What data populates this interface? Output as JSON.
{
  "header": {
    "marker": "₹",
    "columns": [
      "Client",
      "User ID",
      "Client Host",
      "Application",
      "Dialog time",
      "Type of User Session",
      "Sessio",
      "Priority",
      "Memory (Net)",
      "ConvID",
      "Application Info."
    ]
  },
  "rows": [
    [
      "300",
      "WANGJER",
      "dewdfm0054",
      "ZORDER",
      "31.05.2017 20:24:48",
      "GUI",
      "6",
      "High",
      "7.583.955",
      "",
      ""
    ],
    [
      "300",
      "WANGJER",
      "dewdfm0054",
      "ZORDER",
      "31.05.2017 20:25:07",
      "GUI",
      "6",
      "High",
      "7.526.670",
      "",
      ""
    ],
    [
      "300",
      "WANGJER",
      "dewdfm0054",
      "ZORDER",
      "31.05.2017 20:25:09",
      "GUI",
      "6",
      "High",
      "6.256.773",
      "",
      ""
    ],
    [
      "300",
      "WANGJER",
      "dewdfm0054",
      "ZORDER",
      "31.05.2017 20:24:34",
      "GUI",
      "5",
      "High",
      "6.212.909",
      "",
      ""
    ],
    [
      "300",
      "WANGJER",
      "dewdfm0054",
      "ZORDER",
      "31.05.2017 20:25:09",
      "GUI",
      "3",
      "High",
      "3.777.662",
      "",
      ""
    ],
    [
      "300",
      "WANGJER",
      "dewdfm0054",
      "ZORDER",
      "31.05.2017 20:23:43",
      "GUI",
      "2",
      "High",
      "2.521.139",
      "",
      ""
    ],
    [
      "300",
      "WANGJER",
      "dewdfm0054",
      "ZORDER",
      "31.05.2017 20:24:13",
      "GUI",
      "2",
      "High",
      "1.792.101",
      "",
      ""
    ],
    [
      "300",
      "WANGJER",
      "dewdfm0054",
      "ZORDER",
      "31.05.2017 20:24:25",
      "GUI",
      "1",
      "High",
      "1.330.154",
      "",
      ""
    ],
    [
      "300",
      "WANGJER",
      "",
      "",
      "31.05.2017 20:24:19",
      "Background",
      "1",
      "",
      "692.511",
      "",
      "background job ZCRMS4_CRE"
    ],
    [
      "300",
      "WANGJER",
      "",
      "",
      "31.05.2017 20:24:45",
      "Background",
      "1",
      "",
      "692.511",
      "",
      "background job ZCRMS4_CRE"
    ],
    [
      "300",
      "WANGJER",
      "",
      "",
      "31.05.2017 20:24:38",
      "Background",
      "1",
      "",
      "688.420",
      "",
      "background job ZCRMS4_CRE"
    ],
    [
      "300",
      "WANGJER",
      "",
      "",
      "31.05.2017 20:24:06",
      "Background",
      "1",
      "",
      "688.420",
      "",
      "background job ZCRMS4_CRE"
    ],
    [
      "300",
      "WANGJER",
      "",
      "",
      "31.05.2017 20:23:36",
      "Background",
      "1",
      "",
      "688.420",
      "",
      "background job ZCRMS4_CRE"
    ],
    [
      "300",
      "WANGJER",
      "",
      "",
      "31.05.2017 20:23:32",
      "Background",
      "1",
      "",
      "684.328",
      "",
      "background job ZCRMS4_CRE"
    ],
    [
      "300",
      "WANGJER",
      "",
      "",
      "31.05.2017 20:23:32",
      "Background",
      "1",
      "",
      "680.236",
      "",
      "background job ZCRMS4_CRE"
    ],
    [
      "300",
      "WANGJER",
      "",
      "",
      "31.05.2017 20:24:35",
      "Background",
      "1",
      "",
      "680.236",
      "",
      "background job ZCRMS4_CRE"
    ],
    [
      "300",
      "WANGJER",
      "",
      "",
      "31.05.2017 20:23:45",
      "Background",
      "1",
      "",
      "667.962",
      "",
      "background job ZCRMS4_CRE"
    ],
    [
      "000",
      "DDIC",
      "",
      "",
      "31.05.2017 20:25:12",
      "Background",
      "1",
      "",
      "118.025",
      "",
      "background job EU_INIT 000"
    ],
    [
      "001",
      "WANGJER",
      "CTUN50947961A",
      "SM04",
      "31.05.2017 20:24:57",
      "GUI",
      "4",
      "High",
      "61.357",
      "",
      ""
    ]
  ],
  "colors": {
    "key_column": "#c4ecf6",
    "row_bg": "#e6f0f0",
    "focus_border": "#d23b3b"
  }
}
────────────────────
Work to be completed — Your task is to repeat each line of the material exactly.

Task answer —
What data populates this interface? Output as JSON.
{
  "header": {
    "marker": "₹",
    "columns": [
      "Client",
      "User ID",
      "Client Host",
      "Application",
      "Dialog time",
      "Type of User Session",
      "Sessio",
      "Priority",
      "Memory (Net)",
      "ConvID",
      "Application Info."
    ]
  },
  "rows": [
    [
      "300",
      "WANGJER",
      "dewdfm0054",
      "ZORDER",
      "31.05.2017 20:24:48",
      "GUI",
      "6",
      "High",
      "7.583.955",
      "",
      ""
    ],
    [
      "300",
      "WANGJER",
      "dewdfm0054",
      "ZORDER",
      "31.05.2017 20:25:07",
      "GUI",
      "6",
      "High",
      "7.526.670",
      "",
      ""
    ],
    [
      "300",
      "WANGJER",
      "dewdfm0054",
      "ZORDER",
      "31.05.2017 20:25:09",
      "GUI",
      "6",
      "High",
      "6.256.773",
      "",
      ""
    ],
    [
      "300",
      "WANGJER",
      "dewdfm0054",
      "ZORDER",
      "31.05.2017 20:24:34",
      "GUI",
      "5",
      "High",
      "6.212.909",
      "",
      ""
    ],
    [
      "300",
      "WANGJER",
      "dewdfm0054",
      "ZORDER",
      "31.05.2017 20:25:09",
      "GUI",
      "3",
      "High",
      "3.777.662",
      "",
      ""
    ],
    [
      "300",
      "WANGJER",
      "dewdfm0054",
      "ZORDER",
      "31.05.2017 20:23:43",
      "GUI",
      "2",
      "High",
      "2.521.139",
      "",
      ""
    ],
    [
      "300",
      "WANGJER",
      "dewdfm0054",
      "ZORDER",
      "31.05.2017 20:24:13",
      "GUI",
      "2",
      "High",
      "1.792.101",
      "",
      ""
    ],
    [
      "300",
      "WANGJER",
      "dewdfm0054",
      "ZORDER",
      "31.05.2017 20:24:25",
      "GUI",
      "1",
      "High",
      "1.330.154",
      "",
      ""
    ],
    [
      "300",
      "WANGJER",
      "",
      "",
      "31.05.2017 20:24:19",
      "Background",
      "1",
      "",
      "692.511",
      "",
      "background job ZCRMS4_CRE"
    ],
    [
      "300",
      "WANGJER",
      "",
      "",
      "31.05.2017 20:24:45",
      "Background",
      "1",
      "",
      "692.511",
      "",
      "background job ZCRMS4_CRE"
    ],
    [
      "300",
      "WANGJER",
      "",
      "",
      "31.05.2017 20:24:38",
      "Background",
      "1",
      "",
      "688.420",
      "",
      "background job ZCRMS4_CRE"
    ],
    [
      "300",
      "WANGJER",
      "",
      "",
      "31.05.2017 20:24:06",
      "Background",
      "1",
      "",
      "688.420",
      "",
      "background job ZCRMS4_CRE"
    ],
    [
      "300",
      "WANGJER",
      "",
      "",
      "31.05.2017 20:23:36",
      "Background",
      "1",
      "",
      "688.420",
      "",
      "background job ZCRMS4_CRE"
    ],
    [
      "300",
      "WANGJER",
      "",
      "",
      "31.05.2017 20:23:32",
      "Background",
      "1",
      "",
      "684.328",
      "",
      "background job ZCRMS4_CRE"
    ],
    [
      "300",
      "WANGJER",
      "",
      "",
      "31.05.2017 20:23:32",
      "Background",
      "1",
      "",
      "680.236",
      "",
      "background job ZCRMS4_CRE"
    ],
    [
      "300",
      "WANGJER",
      "",
      "",
      "31.05.2017 20:24:35",
      "Background",
      "1",
      "",
      "680.236",
      "",
      "background job ZCRMS4_CRE"
    ],
    [
      "300",
      "WANGJER",
      "",
      "",
      "31.05.2017 20:23:45",
      "Background",
      "1",
      "",
      "667.962",
      "",
      "background job ZCRMS4_CRE"
    ],
    [
      "000",
      "DDIC",
      "",
      "",
      "31.05.2017 20:25:12",
      "Background",
      "1",
      "",
      "118.025",
      "",
      "background job EU_INIT 000"
    ],
    [
      "001",
      "WANGJER",
      "CTUN50947961A",
      "SM04",
      "31.05.2017 20:24:57",
      "GUI",
      "4",
      "High",
      "61.357",
      "",
      ""
    ]
  ],
  "colors": {
    "key_column": "#c4ecf6",
    "row_bg": "#e6f0f0",
    "focus_border": "#d23b3b"
  }
}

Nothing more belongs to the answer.